(Stored entries)
---+---

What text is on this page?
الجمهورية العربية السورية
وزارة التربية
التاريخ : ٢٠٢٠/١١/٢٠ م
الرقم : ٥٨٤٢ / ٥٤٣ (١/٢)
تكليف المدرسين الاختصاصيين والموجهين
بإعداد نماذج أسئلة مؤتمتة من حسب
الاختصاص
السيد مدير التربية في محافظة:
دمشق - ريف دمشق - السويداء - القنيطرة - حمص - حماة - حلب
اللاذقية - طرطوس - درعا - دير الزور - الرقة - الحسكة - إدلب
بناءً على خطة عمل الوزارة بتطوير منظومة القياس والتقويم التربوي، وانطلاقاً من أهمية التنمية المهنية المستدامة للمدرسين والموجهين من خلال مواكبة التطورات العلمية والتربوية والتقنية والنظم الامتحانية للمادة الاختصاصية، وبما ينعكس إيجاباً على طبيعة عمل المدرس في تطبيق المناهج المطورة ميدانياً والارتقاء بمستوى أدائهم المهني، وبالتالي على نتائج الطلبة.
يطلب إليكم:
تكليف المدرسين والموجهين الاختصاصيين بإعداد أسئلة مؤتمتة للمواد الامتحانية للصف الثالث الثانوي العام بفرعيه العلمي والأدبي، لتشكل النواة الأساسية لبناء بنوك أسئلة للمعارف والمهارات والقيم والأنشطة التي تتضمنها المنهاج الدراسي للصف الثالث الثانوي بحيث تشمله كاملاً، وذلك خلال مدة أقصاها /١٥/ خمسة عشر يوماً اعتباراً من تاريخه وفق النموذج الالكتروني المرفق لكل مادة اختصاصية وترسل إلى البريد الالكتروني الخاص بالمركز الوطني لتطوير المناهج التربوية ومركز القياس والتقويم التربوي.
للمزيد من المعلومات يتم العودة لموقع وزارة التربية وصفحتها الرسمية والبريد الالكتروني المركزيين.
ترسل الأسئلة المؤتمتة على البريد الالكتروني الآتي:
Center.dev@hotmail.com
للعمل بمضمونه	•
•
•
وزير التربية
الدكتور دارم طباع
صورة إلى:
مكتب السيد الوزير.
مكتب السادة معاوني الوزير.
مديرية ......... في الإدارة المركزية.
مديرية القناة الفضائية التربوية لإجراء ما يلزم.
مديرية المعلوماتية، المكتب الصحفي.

---+---

» WRITTEN PROBLEM:
Report every line in the data above in which the word "السيد" appears.

» THE RESPONSE:
السيد مدير التربية في محافظة:
مكتب السيد الوزير.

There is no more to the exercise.